■ PROBLEM TO SOLVE ■
Scan the data beneath this task and copy each line that includes "suppliers".

[Stored records]
****************************************

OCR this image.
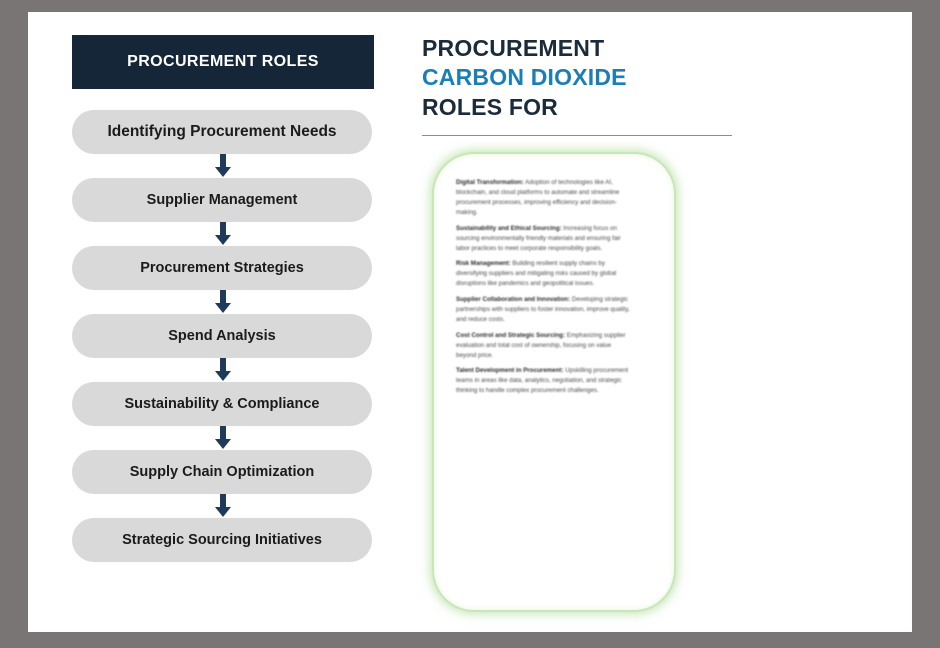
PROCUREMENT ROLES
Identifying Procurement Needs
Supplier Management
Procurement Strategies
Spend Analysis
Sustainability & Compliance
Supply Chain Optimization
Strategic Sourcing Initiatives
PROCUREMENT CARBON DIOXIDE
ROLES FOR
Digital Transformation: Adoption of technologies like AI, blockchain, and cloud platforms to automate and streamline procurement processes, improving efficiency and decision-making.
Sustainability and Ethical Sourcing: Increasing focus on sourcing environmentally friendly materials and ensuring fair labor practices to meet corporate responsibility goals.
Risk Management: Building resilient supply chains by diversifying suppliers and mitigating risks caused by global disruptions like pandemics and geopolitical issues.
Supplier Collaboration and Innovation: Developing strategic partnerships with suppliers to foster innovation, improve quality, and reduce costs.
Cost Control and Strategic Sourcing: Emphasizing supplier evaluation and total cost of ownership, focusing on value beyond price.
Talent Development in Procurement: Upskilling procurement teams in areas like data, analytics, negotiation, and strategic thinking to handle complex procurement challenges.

****************************************

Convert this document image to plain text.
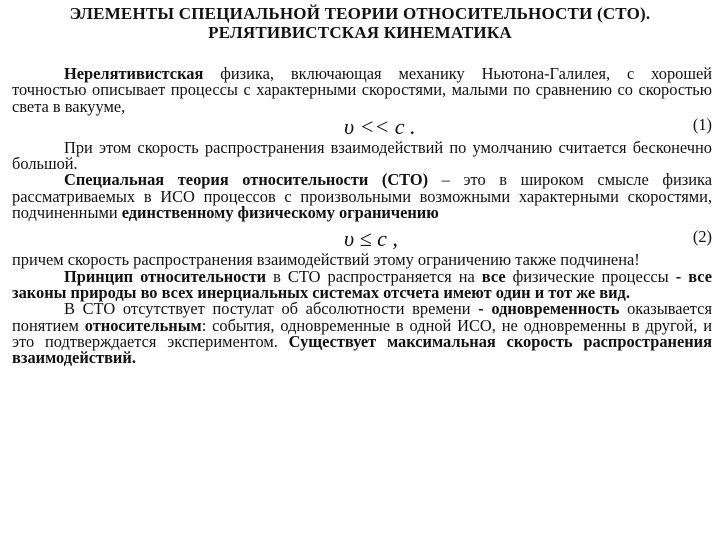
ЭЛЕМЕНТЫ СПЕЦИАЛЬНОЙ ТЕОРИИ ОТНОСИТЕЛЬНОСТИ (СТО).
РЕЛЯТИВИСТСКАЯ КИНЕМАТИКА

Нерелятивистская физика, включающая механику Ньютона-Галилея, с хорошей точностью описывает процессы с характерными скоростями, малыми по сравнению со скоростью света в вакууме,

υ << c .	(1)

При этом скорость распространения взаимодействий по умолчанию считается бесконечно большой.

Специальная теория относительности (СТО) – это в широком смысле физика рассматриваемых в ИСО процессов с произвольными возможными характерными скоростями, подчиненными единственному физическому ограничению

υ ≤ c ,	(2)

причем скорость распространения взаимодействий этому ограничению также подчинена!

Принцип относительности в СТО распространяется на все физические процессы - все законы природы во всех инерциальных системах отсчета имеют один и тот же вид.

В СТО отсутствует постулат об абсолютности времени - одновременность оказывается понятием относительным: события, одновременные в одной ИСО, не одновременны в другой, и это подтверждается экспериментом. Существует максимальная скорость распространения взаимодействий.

****************************************

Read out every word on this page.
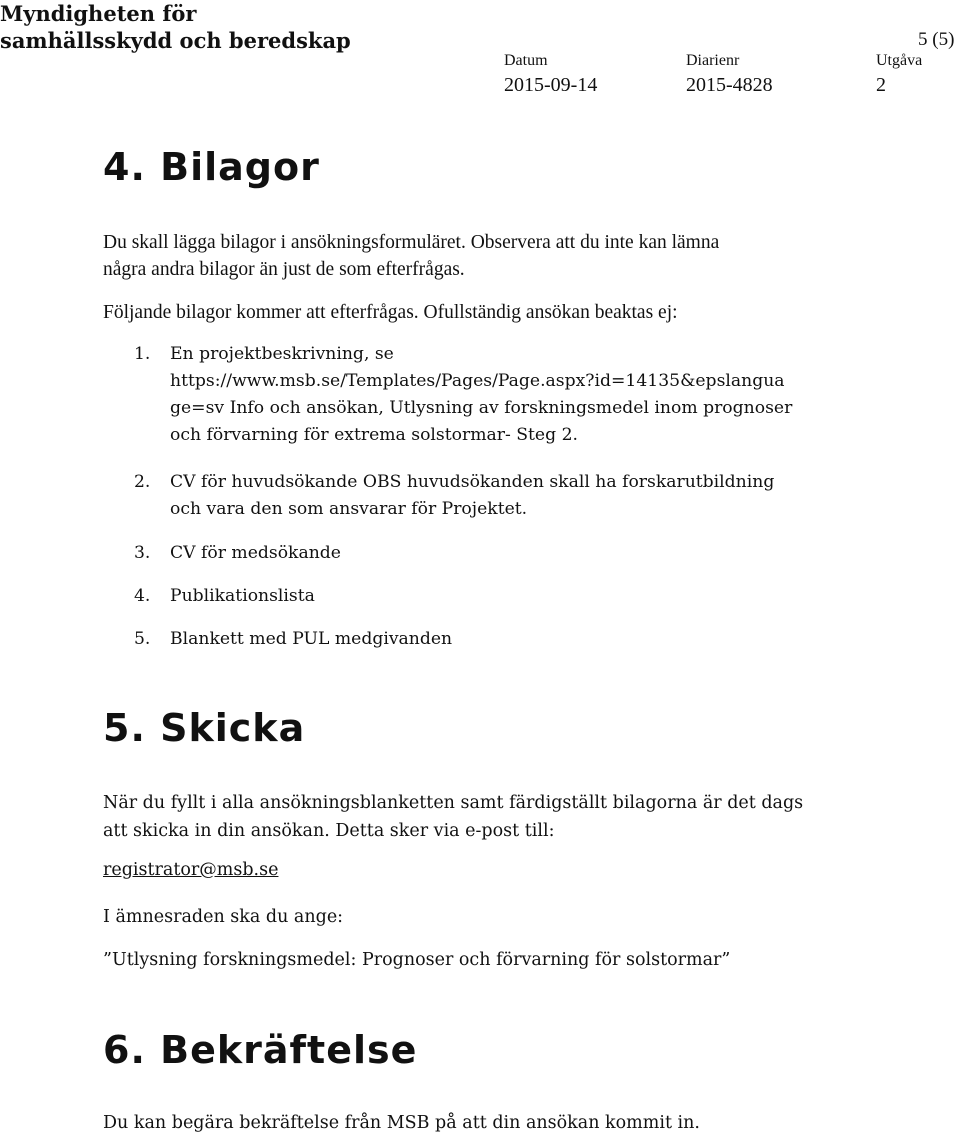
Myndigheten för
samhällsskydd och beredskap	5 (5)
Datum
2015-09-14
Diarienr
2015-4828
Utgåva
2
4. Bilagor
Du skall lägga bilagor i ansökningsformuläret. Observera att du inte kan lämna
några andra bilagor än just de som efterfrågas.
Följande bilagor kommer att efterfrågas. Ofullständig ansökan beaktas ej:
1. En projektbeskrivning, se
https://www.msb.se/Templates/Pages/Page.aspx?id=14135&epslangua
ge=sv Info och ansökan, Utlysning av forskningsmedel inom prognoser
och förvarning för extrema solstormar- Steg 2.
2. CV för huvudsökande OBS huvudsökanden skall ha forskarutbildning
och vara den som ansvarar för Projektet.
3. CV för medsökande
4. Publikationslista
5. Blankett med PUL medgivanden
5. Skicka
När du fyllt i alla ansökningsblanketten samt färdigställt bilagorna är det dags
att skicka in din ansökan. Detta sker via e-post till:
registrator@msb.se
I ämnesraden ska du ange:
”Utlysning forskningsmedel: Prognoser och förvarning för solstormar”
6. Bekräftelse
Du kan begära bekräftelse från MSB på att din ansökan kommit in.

****************************************

■ RESULT ■
Risk Management: Building resilient supply chains by diversifying suppliers and mitigating risks caused by global disruptions like pandemics and geopolitical issues.
Supplier Collaboration and Innovation: Developing strategic partnerships with suppliers to foster innovation, improve quality, and reduce costs.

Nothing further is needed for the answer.